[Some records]
Begin

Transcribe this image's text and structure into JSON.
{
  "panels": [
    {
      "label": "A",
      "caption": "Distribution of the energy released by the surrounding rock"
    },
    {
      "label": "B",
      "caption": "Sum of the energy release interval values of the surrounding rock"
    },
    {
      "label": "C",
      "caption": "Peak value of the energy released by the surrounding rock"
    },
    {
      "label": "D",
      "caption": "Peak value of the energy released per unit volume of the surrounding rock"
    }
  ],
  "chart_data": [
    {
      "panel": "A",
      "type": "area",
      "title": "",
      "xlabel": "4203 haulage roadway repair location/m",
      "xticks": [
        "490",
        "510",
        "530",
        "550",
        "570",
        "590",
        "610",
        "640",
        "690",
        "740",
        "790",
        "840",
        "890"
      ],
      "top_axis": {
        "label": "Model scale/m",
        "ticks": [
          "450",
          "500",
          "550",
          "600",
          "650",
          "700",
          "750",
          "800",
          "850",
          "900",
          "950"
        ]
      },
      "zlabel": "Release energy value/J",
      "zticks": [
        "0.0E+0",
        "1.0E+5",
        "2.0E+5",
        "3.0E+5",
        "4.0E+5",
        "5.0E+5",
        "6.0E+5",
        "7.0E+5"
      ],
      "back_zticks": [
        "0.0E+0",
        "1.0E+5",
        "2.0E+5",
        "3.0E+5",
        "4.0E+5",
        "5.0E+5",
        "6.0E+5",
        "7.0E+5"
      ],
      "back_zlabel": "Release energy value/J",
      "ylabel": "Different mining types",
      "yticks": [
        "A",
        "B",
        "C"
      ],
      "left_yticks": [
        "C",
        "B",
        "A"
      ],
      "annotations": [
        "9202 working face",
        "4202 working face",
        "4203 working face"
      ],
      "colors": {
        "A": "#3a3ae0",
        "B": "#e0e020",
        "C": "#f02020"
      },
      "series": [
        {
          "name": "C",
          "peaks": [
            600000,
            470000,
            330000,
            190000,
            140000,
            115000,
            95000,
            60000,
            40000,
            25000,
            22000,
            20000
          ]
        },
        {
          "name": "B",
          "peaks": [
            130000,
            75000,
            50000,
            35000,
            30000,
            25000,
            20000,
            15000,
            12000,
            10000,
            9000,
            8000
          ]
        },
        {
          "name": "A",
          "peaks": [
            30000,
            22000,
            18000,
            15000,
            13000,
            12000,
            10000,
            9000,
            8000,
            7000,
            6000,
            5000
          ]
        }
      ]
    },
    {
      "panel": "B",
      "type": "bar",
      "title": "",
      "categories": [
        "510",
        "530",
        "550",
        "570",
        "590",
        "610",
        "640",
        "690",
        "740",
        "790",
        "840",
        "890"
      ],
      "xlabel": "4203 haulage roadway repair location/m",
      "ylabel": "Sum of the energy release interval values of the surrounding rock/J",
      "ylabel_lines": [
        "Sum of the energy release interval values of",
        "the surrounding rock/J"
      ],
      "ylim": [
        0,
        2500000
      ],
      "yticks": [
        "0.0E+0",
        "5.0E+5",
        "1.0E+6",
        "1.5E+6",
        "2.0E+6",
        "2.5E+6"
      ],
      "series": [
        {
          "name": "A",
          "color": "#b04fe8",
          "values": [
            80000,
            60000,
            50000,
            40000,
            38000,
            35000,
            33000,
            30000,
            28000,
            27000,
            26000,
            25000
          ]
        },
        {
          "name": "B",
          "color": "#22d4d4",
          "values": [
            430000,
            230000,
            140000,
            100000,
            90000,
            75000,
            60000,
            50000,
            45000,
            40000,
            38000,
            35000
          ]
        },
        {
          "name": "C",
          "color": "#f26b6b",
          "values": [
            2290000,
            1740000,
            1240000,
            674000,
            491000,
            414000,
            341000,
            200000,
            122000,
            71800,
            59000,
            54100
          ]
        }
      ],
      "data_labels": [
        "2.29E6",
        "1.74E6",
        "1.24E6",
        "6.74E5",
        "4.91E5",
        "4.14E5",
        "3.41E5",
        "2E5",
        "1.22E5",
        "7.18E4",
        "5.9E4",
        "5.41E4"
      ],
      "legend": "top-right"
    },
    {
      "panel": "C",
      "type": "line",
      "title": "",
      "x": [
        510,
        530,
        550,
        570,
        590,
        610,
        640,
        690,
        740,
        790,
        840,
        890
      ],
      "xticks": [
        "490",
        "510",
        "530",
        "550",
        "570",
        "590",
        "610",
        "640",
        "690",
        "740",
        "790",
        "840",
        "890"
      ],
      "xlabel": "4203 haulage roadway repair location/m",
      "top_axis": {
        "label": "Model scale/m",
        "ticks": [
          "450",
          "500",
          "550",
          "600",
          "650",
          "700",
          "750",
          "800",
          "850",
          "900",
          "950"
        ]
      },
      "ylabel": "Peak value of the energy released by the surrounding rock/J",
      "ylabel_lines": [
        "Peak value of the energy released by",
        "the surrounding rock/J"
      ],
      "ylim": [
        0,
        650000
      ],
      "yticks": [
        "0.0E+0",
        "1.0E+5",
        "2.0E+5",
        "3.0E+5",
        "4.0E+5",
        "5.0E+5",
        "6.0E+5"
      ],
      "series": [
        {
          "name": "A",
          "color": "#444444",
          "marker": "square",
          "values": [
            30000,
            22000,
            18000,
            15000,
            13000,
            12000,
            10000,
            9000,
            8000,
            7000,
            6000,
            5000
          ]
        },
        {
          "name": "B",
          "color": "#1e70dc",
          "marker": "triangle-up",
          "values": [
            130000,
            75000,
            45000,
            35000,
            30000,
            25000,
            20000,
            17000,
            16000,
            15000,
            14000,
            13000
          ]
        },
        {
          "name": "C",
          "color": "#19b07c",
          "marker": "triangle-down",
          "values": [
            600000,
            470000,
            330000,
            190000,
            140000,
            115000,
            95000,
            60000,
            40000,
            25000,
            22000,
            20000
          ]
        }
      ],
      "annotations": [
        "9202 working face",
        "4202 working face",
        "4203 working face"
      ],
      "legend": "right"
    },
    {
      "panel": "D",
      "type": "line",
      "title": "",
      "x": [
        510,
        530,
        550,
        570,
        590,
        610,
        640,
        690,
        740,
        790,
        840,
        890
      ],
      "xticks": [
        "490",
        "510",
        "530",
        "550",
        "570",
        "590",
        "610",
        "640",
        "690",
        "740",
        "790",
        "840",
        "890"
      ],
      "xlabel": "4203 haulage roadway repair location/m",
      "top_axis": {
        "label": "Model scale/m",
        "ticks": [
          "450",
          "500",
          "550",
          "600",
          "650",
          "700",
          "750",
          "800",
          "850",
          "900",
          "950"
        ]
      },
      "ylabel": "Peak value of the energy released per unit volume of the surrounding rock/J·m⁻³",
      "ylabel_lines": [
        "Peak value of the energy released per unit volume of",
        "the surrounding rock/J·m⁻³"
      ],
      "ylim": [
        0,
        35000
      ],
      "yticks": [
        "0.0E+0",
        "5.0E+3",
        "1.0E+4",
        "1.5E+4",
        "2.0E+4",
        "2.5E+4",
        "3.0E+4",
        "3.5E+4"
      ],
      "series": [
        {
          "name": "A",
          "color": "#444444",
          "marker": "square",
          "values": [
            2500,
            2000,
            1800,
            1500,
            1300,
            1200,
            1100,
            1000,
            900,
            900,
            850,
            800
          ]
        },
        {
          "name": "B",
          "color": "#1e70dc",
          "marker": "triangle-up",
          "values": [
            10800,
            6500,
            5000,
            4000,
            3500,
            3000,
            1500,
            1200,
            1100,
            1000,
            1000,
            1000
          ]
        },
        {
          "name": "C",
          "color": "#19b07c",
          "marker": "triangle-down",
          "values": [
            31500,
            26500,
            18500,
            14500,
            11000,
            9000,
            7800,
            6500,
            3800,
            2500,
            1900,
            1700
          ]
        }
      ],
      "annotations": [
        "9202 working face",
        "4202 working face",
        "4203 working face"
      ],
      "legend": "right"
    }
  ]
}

End

INSTRUCTION: Would you reproduce the material above in full, exactly as given?

FINAL RESULT:
Transcribe this image's text and structure into JSON.
{
  "panels": [
    {
      "label": "A",
      "caption": "Distribution of the energy released by the surrounding rock"
    },
    {
      "label": "B",
      "caption": "Sum of the energy release interval values of the surrounding rock"
    },
    {
      "label": "C",
      "caption": "Peak value of the energy released by the surrounding rock"
    },
    {
      "label": "D",
      "caption": "Peak value of the energy released per unit volume of the surrounding rock"
    }
  ],
  "chart_data": [
    {
      "panel": "A",
      "type": "area",
      "title": "",
      "xlabel": "4203 haulage roadway repair location/m",
      "xticks": [
        "490",
        "510",
        "530",
        "550",
        "570",
        "590",
        "610",
        "640",
        "690",
        "740",
        "790",
        "840",
        "890"
      ],
      "top_axis": {
        "label": "Model scale/m",
        "ticks": [
          "450",
          "500",
          "550",
          "600",
          "650",
          "700",
          "750",
          "800",
          "850",
          "900",
          "950"
        ]
      },
      "zlabel": "Release energy value/J",
      "zticks": [
        "0.0E+0",
        "1.0E+5",
        "2.0E+5",
        "3.0E+5",
        "4.0E+5",
        "5.0E+5",
        "6.0E+5",
        "7.0E+5"
      ],
      "back_zticks": [
        "0.0E+0",
        "1.0E+5",
        "2.0E+5",
        "3.0E+5",
        "4.0E+5",
        "5.0E+5",
        "6.0E+5",
        "7.0E+5"
      ],
      "back_zlabel": "Release energy value/J",
      "ylabel": "Different mining types",
      "yticks": [
        "A",
        "B",
        "C"
      ],
      "left_yticks": [
        "C",
        "B",
        "A"
      ],
      "annotations": [
        "9202 working face",
        "4202 working face",
        "4203 working face"
      ],
      "colors": {
        "A": "#3a3ae0",
        "B": "#e0e020",
        "C": "#f02020"
      },
      "series": [
        {
          "name": "C",
          "peaks": [
            600000,
            470000,
            330000,
            190000,
            140000,
            115000,
            95000,
            60000,
            40000,
            25000,
            22000,
            20000
          ]
        },
        {
          "name": "B",
          "peaks": [
            130000,
            75000,
            50000,
            35000,
            30000,
            25000,
            20000,
            15000,
            12000,
            10000,
            9000,
            8000
          ]
        },
        {
          "name": "A",
          "peaks": [
            30000,
            22000,
            18000,
            15000,
            13000,
            12000,
            10000,
            9000,
            8000,
            7000,
            6000,
            5000
          ]
        }
      ]
    },
    {
      "panel": "B",
      "type": "bar",
      "title": "",
      "categories": [
        "510",
        "530",
        "550",
        "570",
        "590",
        "610",
        "640",
        "690",
        "740",
        "790",
        "840",
        "890"
      ],
      "xlabel": "4203 haulage roadway repair location/m",
      "ylabel": "Sum of the energy release interval values of the surrounding rock/J",
      "ylabel_lines": [
        "Sum of the energy release interval values of",
        "the surrounding rock/J"
      ],
      "ylim": [
        0,
        2500000
      ],
      "yticks": [
        "0.0E+0",
        "5.0E+5",
        "1.0E+6",
        "1.5E+6",
        "2.0E+6",
        "2.5E+6"
      ],
      "series": [
        {
          "name": "A",
          "color": "#b04fe8",
          "values": [
            80000,
            60000,
            50000,
            40000,
            38000,
            35000,
            33000,
            30000,
            28000,
            27000,
            26000,
            25000
          ]
        },
        {
          "name": "B",
          "color": "#22d4d4",
          "values": [
            430000,
            230000,
            140000,
            100000,
            90000,
            75000,
            60000,
            50000,
            45000,
            40000,
            38000,
            35000
          ]
        },
        {
          "name": "C",
          "color": "#f26b6b",
          "values": [
            2290000,
            1740000,
            1240000,
            674000,
            491000,
            414000,
            341000,
            200000,
            122000,
            71800,
            59000,
            54100
          ]
        }
      ],
      "data_labels": [
        "2.29E6",
        "1.74E6",
        "1.24E6",
        "6.74E5",
        "4.91E5",
        "4.14E5",
        "3.41E5",
        "2E5",
        "1.22E5",
        "7.18E4",
        "5.9E4",
        "5.41E4"
      ],
      "legend": "top-right"
    },
    {
      "panel": "C",
      "type": "line",
      "title": "",
      "x": [
        510,
        530,
        550,
        570,
        590,
        610,
        640,
        690,
        740,
        790,
        840,
        890
      ],
      "xticks": [
        "490",
        "510",
        "530",
        "550",
        "570",
        "590",
        "610",
        "640",
        "690",
        "740",
        "790",
        "840",
        "890"
      ],
      "xlabel": "4203 haulage roadway repair location/m",
      "top_axis": {
        "label": "Model scale/m",
        "ticks": [
          "450",
          "500",
          "550",
          "600",
          "650",
          "700",
          "750",
          "800",
          "850",
          "900",
          "950"
        ]
      },
      "ylabel": "Peak value of the energy released by the surrounding rock/J",
      "ylabel_lines": [
        "Peak value of the energy released by",
        "the surrounding rock/J"
      ],
      "ylim": [
        0,
        650000
      ],
      "yticks": [
        "0.0E+0",
        "1.0E+5",
        "2.0E+5",
        "3.0E+5",
        "4.0E+5",
        "5.0E+5",
        "6.0E+5"
      ],
      "series": [
        {
          "name": "A",
          "color": "#444444",
          "marker": "square",
          "values": [
            30000,
            22000,
            18000,
            15000,
            13000,
            12000,
            10000,
            9000,
            8000,
            7000,
            6000,
            5000
          ]
        },
        {
          "name": "B",
          "color": "#1e70dc",
          "marker": "triangle-up",
          "values": [
            130000,
            75000,
            45000,
            35000,
            30000,
            25000,
            20000,
            17000,
            16000,
            15000,
            14000,
            13000
          ]
        },
        {
          "name": "C",
          "color": "#19b07c",
          "marker": "triangle-down",
          "values": [
            600000,
            470000,
            330000,
            190000,
            140000,
            115000,
            95000,
            60000,
            40000,
            25000,
            22000,
            20000
          ]
        }
      ],
      "annotations": [
        "9202 working face",
        "4202 working face",
        "4203 working face"
      ],
      "legend": "right"
    },
    {
      "panel": "D",
      "type": "line",
      "title": "",
      "x": [
        510,
        530,
        550,
        570,
        590,
        610,
        640,
        690,
        740,
        790,
        840,
        890
      ],
      "xticks": [
        "490",
        "510",
        "530",
        "550",
        "570",
        "590",
        "610",
        "640",
        "690",
        "740",
        "790",
        "840",
        "890"
      ],
      "xlabel": "4203 haulage roadway repair location/m",
      "top_axis": {
        "label": "Model scale/m",
        "ticks": [
          "450",
          "500",
          "550",
          "600",
          "650",
          "700",
          "750",
          "800",
          "850",
          "900",
          "950"
        ]
      },
      "ylabel": "Peak value of the energy released per unit volume of the surrounding rock/J·m⁻³",
      "ylabel_lines": [
        "Peak value of the energy released per unit volume of",
        "the surrounding rock/J·m⁻³"
      ],
      "ylim": [
        0,
        35000
      ],
      "yticks": [
        "0.0E+0",
        "5.0E+3",
        "1.0E+4",
        "1.5E+4",
        "2.0E+4",
        "2.5E+4",
        "3.0E+4",
        "3.5E+4"
      ],
      "series": [
        {
          "name": "A",
          "color": "#444444",
          "marker": "square",
          "values": [
            2500,
            2000,
            1800,
            1500,
            1300,
            1200,
            1100,
            1000,
            900,
            900,
            850,
            800
          ]
        },
        {
          "name": "B",
          "color": "#1e70dc",
          "marker": "triangle-up",
          "values": [
            10800,
            6500,
            5000,
            4000,
            3500,
            3000,
            1500,
            1200,
            1100,
            1000,
            1000,
            1000
          ]
        },
        {
          "name": "C",
          "color": "#19b07c",
          "marker": "triangle-down",
          "values": [
            31500,
            26500,
            18500,
            14500,
            11000,
            9000,
            7800,
            6500,
            3800,
            2500,
            1900,
            1700
          ]
        }
      ],
      "annotations": [
        "9202 working face",
        "4202 working face",
        "4203 working face"
      ],
      "legend": "right"
    }
  ]
}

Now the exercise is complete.